* **WHAT IS ASKED**: Transcribe, word for word, the line containing "What data populates" and each line following it through the end of the listing below. Omit all other lines.

* **PROVIDED MATERIAL**:
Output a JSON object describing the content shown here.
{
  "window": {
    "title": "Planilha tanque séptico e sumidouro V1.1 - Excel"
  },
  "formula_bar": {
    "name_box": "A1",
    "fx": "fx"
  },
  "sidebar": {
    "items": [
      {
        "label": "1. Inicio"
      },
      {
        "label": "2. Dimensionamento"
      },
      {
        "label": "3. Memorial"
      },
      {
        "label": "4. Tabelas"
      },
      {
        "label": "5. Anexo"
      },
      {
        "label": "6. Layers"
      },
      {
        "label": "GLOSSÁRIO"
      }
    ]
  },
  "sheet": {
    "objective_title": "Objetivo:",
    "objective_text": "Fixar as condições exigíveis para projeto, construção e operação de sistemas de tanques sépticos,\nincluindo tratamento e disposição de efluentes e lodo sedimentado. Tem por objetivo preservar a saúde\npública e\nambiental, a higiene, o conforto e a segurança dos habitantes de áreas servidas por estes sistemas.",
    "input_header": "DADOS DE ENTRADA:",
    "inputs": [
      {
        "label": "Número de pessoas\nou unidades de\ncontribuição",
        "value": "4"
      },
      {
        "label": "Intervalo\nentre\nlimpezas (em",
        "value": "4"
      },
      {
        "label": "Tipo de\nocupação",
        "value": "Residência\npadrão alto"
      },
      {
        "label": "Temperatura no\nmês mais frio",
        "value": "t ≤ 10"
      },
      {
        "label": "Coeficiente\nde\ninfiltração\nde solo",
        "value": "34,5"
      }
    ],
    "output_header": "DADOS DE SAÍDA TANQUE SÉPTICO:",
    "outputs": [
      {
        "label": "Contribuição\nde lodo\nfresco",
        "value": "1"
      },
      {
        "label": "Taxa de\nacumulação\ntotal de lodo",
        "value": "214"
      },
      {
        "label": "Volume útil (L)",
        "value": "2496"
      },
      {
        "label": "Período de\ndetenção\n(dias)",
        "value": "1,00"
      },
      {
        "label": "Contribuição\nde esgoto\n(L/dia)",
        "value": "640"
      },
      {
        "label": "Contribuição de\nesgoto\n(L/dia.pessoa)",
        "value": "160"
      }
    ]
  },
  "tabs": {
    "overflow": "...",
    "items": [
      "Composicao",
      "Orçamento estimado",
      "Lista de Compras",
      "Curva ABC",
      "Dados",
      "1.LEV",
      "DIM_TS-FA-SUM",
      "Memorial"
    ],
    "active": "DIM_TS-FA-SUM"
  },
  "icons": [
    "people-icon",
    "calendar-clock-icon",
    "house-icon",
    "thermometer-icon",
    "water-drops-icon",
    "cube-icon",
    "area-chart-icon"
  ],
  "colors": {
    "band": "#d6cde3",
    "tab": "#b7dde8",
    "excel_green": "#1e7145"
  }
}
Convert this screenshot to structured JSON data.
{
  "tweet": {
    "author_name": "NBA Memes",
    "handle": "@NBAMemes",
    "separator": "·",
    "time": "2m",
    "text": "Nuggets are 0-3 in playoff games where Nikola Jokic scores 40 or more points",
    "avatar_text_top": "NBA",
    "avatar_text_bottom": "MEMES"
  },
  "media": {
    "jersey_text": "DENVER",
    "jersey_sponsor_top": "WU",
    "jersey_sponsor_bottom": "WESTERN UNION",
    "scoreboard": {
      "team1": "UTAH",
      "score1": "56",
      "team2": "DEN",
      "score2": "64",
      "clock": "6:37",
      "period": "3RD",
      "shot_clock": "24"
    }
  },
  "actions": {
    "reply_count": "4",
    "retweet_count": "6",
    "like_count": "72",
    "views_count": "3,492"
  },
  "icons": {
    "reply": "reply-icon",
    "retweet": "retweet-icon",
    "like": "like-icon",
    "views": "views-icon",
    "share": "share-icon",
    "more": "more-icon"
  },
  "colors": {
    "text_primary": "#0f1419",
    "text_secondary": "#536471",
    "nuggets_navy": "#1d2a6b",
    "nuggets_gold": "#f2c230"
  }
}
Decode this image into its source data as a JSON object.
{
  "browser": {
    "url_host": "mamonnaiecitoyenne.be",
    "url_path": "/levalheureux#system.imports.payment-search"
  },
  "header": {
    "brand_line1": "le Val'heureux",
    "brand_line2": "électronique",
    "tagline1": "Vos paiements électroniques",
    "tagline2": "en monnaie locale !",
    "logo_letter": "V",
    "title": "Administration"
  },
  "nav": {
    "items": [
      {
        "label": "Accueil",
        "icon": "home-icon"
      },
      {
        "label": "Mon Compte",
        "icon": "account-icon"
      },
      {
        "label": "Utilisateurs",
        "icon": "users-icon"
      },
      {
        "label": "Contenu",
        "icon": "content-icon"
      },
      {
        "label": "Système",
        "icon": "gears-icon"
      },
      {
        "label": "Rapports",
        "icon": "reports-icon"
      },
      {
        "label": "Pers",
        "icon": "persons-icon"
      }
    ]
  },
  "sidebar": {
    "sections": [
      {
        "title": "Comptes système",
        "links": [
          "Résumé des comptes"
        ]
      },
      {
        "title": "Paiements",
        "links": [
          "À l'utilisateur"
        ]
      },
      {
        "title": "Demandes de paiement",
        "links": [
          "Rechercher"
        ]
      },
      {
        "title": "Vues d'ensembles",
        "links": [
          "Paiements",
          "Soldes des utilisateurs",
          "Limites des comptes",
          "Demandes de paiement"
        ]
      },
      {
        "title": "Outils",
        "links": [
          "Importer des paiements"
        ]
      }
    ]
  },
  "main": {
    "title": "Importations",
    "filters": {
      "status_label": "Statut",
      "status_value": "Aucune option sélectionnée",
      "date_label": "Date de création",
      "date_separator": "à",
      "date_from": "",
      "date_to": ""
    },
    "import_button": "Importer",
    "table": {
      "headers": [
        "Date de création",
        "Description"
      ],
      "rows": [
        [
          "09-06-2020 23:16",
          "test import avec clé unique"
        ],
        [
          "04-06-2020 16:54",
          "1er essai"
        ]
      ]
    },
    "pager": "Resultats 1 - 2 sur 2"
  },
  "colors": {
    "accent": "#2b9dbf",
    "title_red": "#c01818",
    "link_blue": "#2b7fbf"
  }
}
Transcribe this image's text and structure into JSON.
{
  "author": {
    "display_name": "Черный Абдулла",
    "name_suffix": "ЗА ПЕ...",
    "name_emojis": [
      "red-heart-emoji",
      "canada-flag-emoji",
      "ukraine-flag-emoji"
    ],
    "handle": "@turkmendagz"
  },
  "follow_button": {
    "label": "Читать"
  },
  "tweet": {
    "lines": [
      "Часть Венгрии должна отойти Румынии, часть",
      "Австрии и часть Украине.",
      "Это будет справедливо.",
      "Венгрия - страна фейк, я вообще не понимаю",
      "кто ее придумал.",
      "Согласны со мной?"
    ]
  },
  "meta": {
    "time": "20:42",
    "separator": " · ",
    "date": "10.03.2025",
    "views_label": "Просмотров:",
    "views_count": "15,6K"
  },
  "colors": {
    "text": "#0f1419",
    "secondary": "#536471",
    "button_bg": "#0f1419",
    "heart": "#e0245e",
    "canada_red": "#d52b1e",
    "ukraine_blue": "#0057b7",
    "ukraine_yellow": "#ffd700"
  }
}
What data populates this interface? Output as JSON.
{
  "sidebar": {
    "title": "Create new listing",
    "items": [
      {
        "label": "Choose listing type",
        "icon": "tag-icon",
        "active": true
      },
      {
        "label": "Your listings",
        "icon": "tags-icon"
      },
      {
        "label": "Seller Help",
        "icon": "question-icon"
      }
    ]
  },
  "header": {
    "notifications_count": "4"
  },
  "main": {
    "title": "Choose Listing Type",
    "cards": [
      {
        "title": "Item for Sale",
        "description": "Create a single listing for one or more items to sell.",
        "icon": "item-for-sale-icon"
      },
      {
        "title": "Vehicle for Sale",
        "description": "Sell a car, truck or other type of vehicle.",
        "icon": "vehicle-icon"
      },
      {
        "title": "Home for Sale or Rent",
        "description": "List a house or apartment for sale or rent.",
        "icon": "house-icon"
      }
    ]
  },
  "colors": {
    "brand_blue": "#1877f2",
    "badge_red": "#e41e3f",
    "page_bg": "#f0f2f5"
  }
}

* **COMPLETE OUTPUT**:
What data populates this interface? Output as JSON.
{
  "sidebar": {
    "title": "Create new listing",
    "items": [
      {
        "label": "Choose listing type",
        "icon": "tag-icon",
        "active": true
      },
      {
        "label": "Your listings",
        "icon": "tags-icon"
      },
      {
        "label": "Seller Help",
        "icon": "question-icon"
      }
    ]
  },
  "header": {
    "notifications_count": "4"
  },
  "main": {
    "title": "Choose Listing Type",
    "cards": [
      {
        "title": "Item for Sale",
        "description": "Create a single listing for one or more items to sell.",
        "icon": "item-for-sale-icon"
      },
      {
        "title": "Vehicle for Sale",
        "description": "Sell a car, truck or other type of vehicle.",
        "icon": "vehicle-icon"
      },
      {
        "title": "Home for Sale or Rent",
        "description": "List a house or apartment for sale or rent.",
        "icon": "house-icon"
      }
    ]
  },
  "colors": {
    "brand_blue": "#1877f2",
    "badge_red": "#e41e3f",
    "page_bg": "#f0f2f5"
  }
}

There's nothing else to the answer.